# start of The input

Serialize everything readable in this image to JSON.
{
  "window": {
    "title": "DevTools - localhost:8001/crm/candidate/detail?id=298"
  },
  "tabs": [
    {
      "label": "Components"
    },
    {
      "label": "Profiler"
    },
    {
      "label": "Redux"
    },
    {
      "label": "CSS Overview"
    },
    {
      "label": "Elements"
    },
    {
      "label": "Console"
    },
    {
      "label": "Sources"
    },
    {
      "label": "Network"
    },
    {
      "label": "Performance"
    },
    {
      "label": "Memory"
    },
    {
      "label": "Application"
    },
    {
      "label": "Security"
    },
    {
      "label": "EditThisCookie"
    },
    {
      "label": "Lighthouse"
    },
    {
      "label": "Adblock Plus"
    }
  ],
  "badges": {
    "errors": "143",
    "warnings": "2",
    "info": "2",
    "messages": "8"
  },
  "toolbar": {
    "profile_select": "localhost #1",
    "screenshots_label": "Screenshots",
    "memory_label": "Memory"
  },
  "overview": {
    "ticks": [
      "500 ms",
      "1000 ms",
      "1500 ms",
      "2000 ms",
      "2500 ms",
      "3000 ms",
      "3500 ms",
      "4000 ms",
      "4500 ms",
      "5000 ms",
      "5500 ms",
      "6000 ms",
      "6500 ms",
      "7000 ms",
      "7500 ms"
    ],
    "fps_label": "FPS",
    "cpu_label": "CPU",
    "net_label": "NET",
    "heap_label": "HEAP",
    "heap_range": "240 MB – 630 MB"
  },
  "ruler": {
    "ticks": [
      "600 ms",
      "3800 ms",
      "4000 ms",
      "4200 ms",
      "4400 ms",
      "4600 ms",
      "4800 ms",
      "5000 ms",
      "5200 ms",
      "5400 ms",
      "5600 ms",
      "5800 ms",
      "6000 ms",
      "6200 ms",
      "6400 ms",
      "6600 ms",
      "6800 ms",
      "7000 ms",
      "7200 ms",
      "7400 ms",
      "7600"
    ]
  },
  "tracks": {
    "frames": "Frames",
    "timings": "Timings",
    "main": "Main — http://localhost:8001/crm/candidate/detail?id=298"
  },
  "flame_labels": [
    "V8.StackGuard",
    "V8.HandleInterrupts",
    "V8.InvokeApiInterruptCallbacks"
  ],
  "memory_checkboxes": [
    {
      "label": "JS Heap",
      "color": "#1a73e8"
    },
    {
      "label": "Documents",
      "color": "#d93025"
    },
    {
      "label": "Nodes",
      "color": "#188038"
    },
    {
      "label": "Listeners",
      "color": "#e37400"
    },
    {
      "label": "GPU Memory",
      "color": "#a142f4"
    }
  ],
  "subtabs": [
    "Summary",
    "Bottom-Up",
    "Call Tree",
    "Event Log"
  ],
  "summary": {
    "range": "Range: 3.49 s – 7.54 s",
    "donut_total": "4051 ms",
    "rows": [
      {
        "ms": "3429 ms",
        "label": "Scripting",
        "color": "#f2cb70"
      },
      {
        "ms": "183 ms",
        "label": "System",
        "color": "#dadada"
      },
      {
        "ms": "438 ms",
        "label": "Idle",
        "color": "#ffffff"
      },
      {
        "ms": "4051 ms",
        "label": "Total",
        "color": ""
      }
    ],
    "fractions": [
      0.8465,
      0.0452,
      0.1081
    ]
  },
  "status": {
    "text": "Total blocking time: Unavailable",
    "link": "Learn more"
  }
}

# end of The input

▶ **Job**: Set down the material above again, word for word.

▶ **Answer to this task**:
Serialize everything readable in this image to JSON.
{
  "window": {
    "title": "DevTools - localhost:8001/crm/candidate/detail?id=298"
  },
  "tabs": [
    {
      "label": "Components"
    },
    {
      "label": "Profiler"
    },
    {
      "label": "Redux"
    },
    {
      "label": "CSS Overview"
    },
    {
      "label": "Elements"
    },
    {
      "label": "Console"
    },
    {
      "label": "Sources"
    },
    {
      "label": "Network"
    },
    {
      "label": "Performance"
    },
    {
      "label": "Memory"
    },
    {
      "label": "Application"
    },
    {
      "label": "Security"
    },
    {
      "label": "EditThisCookie"
    },
    {
      "label": "Lighthouse"
    },
    {
      "label": "Adblock Plus"
    }
  ],
  "badges": {
    "errors": "143",
    "warnings": "2",
    "info": "2",
    "messages": "8"
  },
  "toolbar": {
    "profile_select": "localhost #1",
    "screenshots_label": "Screenshots",
    "memory_label": "Memory"
  },
  "overview": {
    "ticks": [
      "500 ms",
      "1000 ms",
      "1500 ms",
      "2000 ms",
      "2500 ms",
      "3000 ms",
      "3500 ms",
      "4000 ms",
      "4500 ms",
      "5000 ms",
      "5500 ms",
      "6000 ms",
      "6500 ms",
      "7000 ms",
      "7500 ms"
    ],
    "fps_label": "FPS",
    "cpu_label": "CPU",
    "net_label": "NET",
    "heap_label": "HEAP",
    "heap_range": "240 MB – 630 MB"
  },
  "ruler": {
    "ticks": [
      "600 ms",
      "3800 ms",
      "4000 ms",
      "4200 ms",
      "4400 ms",
      "4600 ms",
      "4800 ms",
      "5000 ms",
      "5200 ms",
      "5400 ms",
      "5600 ms",
      "5800 ms",
      "6000 ms",
      "6200 ms",
      "6400 ms",
      "6600 ms",
      "6800 ms",
      "7000 ms",
      "7200 ms",
      "7400 ms",
      "7600"
    ]
  },
  "tracks": {
    "frames": "Frames",
    "timings": "Timings",
    "main": "Main — http://localhost:8001/crm/candidate/detail?id=298"
  },
  "flame_labels": [
    "V8.StackGuard",
    "V8.HandleInterrupts",
    "V8.InvokeApiInterruptCallbacks"
  ],
  "memory_checkboxes": [
    {
      "label": "JS Heap",
      "color": "#1a73e8"
    },
    {
      "label": "Documents",
      "color": "#d93025"
    },
    {
      "label": "Nodes",
      "color": "#188038"
    },
    {
      "label": "Listeners",
      "color": "#e37400"
    },
    {
      "label": "GPU Memory",
      "color": "#a142f4"
    }
  ],
  "subtabs": [
    "Summary",
    "Bottom-Up",
    "Call Tree",
    "Event Log"
  ],
  "summary": {
    "range": "Range: 3.49 s – 7.54 s",
    "donut_total": "4051 ms",
    "rows": [
      {
        "ms": "3429 ms",
        "label": "Scripting",
        "color": "#f2cb70"
      },
      {
        "ms": "183 ms",
        "label": "System",
        "color": "#dadada"
      },
      {
        "ms": "438 ms",
        "label": "Idle",
        "color": "#ffffff"
      },
      {
        "ms": "4051 ms",
        "label": "Total",
        "color": ""
      }
    ],
    "fractions": [
      0.8465,
      0.0452,
      0.1081
    ]
  },
  "status": {
    "text": "Total blocking time: Unavailable",
    "link": "Learn more"
  }
}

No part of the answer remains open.